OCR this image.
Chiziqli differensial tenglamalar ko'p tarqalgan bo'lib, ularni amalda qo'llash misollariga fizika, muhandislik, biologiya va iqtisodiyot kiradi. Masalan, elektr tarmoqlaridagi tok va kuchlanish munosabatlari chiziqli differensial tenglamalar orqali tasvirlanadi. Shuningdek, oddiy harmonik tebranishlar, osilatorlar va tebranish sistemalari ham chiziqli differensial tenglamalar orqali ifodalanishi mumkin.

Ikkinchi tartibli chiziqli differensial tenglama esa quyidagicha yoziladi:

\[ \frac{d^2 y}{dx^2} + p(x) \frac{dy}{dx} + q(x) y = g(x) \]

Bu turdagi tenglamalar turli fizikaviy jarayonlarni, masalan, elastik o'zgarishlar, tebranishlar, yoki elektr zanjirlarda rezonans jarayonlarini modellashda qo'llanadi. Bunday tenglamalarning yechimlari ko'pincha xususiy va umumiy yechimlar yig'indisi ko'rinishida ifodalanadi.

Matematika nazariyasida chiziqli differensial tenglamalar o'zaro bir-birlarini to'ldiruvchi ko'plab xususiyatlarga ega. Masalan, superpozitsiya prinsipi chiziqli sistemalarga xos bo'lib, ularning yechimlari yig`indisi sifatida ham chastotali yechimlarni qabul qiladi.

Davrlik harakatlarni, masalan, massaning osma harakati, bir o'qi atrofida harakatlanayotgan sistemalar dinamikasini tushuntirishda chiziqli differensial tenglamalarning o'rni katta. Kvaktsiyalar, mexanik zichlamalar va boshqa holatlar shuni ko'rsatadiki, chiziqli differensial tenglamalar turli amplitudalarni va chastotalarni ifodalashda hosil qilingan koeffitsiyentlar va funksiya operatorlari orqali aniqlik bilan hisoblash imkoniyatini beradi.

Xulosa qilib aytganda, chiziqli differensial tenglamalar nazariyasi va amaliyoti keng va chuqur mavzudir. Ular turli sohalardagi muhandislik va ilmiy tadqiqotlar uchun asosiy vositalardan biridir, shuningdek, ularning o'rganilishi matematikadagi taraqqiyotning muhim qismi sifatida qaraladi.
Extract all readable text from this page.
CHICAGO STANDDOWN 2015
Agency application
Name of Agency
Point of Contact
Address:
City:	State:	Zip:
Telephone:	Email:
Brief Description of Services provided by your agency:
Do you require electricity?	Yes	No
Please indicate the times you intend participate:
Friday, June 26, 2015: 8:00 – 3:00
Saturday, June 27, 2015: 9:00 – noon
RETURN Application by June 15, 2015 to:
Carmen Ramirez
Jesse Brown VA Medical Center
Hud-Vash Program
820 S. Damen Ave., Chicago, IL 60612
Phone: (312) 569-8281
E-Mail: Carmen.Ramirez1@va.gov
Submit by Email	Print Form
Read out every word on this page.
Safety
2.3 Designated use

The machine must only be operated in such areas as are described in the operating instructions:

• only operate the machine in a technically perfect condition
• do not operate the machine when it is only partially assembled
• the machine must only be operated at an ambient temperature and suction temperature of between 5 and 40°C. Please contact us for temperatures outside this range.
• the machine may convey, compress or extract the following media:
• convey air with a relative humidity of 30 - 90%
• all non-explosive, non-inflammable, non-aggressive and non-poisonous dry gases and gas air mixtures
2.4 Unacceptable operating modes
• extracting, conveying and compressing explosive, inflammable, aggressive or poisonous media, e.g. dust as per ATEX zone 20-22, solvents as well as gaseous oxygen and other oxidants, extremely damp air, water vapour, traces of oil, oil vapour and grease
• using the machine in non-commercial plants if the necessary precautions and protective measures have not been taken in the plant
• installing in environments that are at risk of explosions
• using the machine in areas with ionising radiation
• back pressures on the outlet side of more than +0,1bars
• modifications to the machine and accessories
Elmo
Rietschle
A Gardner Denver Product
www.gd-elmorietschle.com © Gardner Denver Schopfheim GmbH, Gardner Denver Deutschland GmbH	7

◆ ◆ ◆

Retype every entry above, word for word.

OCR this image.
Chiziqli differensial tenglamalar ko'p tarqalgan bo'lib, ularni amalda qo'llash misollariga fizika, muhandislik, biologiya va iqtisodiyot kiradi. Masalan, elektr tarmoqlaridagi tok va kuchlanish munosabatlari chiziqli differensial tenglamalar orqali tasvirlanadi. Shuningdek, oddiy harmonik tebranishlar, osilatorlar va tebranish sistemalari ham chiziqli differensial tenglamalar orqali ifodalanishi mumkin.

Ikkinchi tartibli chiziqli differensial tenglama esa quyidagicha yoziladi:

\[ \frac{d^2 y}{dx^2} + p(x) \frac{dy}{dx} + q(x) y = g(x) \]

Bu turdagi tenglamalar turli fizikaviy jarayonlarni, masalan, elastik o'zgarishlar, tebranishlar, yoki elektr zanjirlarda rezonans jarayonlarini modellashda qo'llanadi. Bunday tenglamalarning yechimlari ko'pincha xususiy va umumiy yechimlar yig'indisi ko'rinishida ifodalanadi.

Matematika nazariyasida chiziqli differensial tenglamalar o'zaro bir-birlarini to'ldiruvchi ko'plab xususiyatlarga ega. Masalan, superpozitsiya prinsipi chiziqli sistemalarga xos bo'lib, ularning yechimlari yig`indisi sifatida ham chastotali yechimlarni qabul qiladi.

Davrlik harakatlarni, masalan, massaning osma harakati, bir o'qi atrofida harakatlanayotgan sistemalar dinamikasini tushuntirishda chiziqli differensial tenglamalarning o'rni katta. Kvaktsiyalar, mexanik zichlamalar va boshqa holatlar shuni ko'rsatadiki, chiziqli differensial tenglamalar turli amplitudalarni va chastotalarni ifodalashda hosil qilingan koeffitsiyentlar va funksiya operatorlari orqali aniqlik bilan hisoblash imkoniyatini beradi.

Xulosa qilib aytganda, chiziqli differensial tenglamalar nazariyasi va amaliyoti keng va chuqur mavzudir. Ular turli sohalardagi muhandislik va ilmiy tadqiqotlar uchun asosiy vositalardan biridir, shuningdek, ularning o'rganilishi matematikadagi taraqqiyotning muhim qismi sifatida qaraladi.
Extract all readable text from this page.
CHICAGO STANDDOWN 2015
Agency application
Name of Agency
Point of Contact
Address:
City:	State:	Zip:
Telephone:	Email:
Brief Description of Services provided by your agency:
Do you require electricity?	Yes	No
Please indicate the times you intend participate:
Friday, June 26, 2015: 8:00 – 3:00
Saturday, June 27, 2015: 9:00 – noon
RETURN Application by June 15, 2015 to:
Carmen Ramirez
Jesse Brown VA Medical Center
Hud-Vash Program
820 S. Damen Ave., Chicago, IL 60612
Phone: (312) 569-8281
E-Mail: Carmen.Ramirez1@va.gov
Submit by Email	Print Form
Read out every word on this page.
Safety
2.3 Designated use

The machine must only be operated in such areas as are described in the operating instructions:

• only operate the machine in a technically perfect condition
• do not operate the machine when it is only partially assembled
• the machine must only be operated at an ambient temperature and suction temperature of between 5 and 40°C. Please contact us for temperatures outside this range.
• the machine may convey, compress or extract the following media:
• convey air with a relative humidity of 30 - 90%
• all non-explosive, non-inflammable, non-aggressive and non-poisonous dry gases and gas air mixtures
2.4 Unacceptable operating modes
• extracting, conveying and compressing explosive, inflammable, aggressive or poisonous media, e.g. dust as per ATEX zone 20-22, solvents as well as gaseous oxygen and other oxidants, extremely damp air, water vapour, traces of oil, oil vapour and grease
• using the machine in non-commercial plants if the necessary precautions and protective measures have not been taken in the plant
• installing in environments that are at risk of explosions
• using the machine in areas with ionising radiation
• back pressures on the outlet side of more than +0,1bars
• modifications to the machine and accessories
Elmo
Rietschle
A Gardner Denver Product
www.gd-elmorietschle.com © Gardner Denver Schopfheim GmbH, Gardner Denver Deutschland GmbH	7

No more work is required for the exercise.